Aim of the exercise. Read through the records below and copy each line that uses the word "rate".

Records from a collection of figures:
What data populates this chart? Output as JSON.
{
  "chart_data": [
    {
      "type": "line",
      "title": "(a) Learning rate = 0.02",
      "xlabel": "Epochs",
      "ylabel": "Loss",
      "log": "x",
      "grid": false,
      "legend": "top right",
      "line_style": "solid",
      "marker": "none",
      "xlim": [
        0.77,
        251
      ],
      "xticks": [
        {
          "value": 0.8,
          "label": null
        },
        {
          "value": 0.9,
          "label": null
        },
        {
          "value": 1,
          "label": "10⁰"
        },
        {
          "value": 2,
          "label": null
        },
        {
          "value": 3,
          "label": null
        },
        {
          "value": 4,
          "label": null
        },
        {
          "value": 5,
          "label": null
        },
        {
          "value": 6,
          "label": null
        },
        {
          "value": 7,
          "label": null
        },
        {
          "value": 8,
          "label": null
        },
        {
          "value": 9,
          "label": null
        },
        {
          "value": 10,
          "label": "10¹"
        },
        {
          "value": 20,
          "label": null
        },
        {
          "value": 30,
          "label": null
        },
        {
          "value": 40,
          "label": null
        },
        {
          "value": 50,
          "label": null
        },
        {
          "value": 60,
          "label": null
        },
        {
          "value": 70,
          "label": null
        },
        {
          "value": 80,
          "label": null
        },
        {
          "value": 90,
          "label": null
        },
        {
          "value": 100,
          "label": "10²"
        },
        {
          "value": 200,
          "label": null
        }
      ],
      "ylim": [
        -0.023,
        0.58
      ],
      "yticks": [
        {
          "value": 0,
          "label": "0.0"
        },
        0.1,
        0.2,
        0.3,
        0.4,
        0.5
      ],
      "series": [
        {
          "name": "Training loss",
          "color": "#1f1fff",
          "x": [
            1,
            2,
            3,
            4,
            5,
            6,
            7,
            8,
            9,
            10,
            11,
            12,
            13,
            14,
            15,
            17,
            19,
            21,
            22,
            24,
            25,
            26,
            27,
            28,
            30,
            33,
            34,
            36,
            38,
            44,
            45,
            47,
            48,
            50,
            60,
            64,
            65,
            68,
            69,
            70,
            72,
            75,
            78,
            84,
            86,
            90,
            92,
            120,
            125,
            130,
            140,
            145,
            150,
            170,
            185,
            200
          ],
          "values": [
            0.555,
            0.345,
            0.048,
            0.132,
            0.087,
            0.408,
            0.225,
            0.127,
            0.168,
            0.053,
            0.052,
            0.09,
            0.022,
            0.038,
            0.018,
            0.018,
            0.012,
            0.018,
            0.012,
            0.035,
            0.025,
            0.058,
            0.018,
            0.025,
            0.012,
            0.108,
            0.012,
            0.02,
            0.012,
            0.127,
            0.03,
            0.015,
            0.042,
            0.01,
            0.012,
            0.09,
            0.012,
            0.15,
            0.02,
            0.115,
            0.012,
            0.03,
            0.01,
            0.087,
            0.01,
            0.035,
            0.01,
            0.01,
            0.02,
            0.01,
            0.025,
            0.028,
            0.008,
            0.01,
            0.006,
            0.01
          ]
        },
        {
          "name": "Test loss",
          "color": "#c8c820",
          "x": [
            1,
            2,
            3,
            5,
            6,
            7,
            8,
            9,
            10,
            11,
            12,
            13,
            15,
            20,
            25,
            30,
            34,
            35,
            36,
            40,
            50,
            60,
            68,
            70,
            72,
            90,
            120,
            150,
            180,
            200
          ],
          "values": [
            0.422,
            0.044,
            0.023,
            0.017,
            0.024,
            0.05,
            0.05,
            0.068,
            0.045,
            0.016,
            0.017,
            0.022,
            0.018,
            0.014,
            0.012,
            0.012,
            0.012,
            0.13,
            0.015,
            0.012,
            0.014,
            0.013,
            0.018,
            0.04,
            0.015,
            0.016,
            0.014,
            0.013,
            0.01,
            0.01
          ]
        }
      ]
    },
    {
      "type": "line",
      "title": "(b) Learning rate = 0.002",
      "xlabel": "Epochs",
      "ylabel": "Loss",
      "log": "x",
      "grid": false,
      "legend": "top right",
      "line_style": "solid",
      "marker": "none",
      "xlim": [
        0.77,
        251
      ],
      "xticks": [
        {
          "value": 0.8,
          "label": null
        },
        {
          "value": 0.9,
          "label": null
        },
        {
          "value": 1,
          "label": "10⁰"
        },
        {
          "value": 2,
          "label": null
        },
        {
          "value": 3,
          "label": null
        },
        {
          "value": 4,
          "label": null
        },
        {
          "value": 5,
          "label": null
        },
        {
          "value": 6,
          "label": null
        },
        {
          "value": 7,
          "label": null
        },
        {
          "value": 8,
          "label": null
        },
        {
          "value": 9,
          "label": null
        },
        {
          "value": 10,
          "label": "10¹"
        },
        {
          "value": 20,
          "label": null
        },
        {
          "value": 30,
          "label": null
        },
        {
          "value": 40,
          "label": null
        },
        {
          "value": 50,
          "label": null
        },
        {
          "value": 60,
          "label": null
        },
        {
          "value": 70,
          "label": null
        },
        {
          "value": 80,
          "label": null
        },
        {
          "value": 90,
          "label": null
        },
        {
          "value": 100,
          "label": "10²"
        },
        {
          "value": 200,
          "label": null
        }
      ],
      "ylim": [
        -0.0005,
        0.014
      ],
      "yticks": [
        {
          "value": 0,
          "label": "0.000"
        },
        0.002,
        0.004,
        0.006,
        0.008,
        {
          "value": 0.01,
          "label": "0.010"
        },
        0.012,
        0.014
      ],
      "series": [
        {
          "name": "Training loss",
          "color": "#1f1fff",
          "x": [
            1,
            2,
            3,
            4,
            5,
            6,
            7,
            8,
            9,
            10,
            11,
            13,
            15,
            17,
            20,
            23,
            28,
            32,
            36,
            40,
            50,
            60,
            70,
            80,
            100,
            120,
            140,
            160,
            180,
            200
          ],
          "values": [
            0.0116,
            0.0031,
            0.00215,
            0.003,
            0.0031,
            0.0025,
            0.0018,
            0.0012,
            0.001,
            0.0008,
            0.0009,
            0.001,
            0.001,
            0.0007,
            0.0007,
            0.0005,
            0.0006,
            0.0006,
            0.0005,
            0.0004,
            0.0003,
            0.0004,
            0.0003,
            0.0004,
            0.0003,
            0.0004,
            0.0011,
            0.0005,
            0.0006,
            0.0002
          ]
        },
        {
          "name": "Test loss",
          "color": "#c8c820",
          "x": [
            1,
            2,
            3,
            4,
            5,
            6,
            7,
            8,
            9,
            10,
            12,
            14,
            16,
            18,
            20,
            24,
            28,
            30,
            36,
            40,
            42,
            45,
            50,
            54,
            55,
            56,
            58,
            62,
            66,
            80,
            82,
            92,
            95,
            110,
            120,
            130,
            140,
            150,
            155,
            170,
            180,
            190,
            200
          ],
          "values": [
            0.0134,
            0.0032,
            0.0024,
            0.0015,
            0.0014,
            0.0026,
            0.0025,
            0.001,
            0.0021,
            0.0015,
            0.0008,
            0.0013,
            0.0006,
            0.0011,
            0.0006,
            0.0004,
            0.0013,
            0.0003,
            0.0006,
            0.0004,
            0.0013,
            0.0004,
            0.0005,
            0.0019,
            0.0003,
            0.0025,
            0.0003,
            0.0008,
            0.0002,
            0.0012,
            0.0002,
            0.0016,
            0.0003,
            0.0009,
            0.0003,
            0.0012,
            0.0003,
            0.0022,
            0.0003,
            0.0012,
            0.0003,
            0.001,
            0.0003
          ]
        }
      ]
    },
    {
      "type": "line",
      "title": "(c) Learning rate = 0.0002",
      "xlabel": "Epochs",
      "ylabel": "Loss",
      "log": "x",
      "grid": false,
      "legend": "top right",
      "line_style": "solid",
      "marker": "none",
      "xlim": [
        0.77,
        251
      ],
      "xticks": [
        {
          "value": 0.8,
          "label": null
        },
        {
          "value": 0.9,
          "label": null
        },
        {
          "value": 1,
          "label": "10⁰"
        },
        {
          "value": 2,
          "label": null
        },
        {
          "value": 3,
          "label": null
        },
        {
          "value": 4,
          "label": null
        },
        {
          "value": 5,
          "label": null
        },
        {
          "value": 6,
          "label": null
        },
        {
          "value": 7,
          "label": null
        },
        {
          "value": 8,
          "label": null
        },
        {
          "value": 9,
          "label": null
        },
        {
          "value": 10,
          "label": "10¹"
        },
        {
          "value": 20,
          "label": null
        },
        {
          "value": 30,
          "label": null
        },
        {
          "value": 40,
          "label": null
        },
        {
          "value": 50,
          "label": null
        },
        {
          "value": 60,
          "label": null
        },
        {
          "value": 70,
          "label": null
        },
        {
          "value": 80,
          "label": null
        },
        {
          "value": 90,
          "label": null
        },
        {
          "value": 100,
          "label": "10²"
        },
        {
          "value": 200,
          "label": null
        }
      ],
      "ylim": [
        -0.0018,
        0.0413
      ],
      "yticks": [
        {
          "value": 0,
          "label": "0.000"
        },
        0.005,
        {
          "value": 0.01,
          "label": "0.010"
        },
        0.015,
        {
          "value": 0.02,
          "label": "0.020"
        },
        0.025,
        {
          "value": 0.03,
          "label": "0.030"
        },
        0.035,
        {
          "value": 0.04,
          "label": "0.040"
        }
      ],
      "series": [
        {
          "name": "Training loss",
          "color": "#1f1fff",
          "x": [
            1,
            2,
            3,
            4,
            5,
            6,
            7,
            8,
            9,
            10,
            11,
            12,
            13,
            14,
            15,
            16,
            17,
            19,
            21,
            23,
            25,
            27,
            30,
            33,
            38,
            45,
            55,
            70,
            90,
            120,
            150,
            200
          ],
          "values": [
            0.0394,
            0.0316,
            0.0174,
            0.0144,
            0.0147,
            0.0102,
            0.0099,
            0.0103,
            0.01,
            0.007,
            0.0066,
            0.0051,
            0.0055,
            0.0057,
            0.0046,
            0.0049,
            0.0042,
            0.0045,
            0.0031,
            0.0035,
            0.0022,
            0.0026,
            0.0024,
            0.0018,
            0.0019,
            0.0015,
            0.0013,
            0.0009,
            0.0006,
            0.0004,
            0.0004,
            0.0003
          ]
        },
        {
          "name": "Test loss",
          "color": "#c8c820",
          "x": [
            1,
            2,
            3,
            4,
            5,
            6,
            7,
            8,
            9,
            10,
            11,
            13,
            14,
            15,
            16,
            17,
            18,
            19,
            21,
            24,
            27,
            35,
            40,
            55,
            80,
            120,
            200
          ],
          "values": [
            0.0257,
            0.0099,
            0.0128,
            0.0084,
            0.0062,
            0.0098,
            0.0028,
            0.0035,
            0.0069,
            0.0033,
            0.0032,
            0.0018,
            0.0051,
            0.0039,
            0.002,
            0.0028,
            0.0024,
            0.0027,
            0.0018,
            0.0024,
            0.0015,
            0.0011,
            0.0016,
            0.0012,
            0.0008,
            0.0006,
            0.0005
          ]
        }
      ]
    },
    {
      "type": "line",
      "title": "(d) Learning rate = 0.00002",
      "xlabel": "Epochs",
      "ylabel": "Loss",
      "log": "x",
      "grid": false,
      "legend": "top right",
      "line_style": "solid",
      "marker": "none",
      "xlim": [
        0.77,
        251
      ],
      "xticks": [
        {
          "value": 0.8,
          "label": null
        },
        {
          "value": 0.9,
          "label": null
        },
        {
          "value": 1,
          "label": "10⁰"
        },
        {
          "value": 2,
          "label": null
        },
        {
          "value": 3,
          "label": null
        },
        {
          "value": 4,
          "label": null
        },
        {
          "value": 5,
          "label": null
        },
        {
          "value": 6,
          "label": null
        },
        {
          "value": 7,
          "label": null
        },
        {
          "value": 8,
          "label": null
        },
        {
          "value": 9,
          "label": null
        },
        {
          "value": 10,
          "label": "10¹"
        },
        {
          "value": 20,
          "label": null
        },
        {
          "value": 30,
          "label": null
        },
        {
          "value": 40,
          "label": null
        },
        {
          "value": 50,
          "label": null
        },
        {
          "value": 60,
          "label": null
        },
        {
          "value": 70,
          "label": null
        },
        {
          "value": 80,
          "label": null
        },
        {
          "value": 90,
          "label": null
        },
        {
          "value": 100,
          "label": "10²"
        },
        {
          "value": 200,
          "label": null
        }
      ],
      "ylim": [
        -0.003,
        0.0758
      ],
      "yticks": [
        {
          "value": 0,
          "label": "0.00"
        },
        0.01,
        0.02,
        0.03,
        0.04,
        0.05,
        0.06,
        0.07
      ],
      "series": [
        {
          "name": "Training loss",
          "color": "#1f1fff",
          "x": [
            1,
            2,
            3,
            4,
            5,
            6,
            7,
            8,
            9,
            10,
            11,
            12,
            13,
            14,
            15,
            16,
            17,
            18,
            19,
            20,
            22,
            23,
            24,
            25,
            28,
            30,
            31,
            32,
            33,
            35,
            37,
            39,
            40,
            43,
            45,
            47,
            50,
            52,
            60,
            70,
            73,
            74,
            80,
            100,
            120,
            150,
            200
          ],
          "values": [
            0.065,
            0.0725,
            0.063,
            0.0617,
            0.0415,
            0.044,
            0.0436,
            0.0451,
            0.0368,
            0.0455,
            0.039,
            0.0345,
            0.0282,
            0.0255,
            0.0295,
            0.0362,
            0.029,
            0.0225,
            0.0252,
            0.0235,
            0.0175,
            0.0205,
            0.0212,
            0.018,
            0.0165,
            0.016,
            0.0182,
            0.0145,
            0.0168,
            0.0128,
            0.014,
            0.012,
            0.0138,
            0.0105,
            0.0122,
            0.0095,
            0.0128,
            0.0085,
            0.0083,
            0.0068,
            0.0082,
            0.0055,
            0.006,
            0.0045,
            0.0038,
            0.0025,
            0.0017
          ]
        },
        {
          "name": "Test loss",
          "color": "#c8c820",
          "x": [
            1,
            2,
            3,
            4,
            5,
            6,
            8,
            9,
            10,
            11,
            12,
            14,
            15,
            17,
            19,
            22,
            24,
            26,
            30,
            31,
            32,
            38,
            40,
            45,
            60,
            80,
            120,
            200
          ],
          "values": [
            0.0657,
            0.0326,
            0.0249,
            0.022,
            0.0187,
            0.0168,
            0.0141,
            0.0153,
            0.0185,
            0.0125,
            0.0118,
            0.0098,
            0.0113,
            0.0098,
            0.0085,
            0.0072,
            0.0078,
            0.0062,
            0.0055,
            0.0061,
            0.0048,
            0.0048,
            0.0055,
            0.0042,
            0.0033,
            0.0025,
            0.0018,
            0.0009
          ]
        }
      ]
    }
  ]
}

Correct response.
      "title": "(a) Learning rate = 0.02",
      "title": "(b) Learning rate = 0.002",
      "title": "(c) Learning rate = 0.0002",
      "title": "(d) Learning rate = 0.00002",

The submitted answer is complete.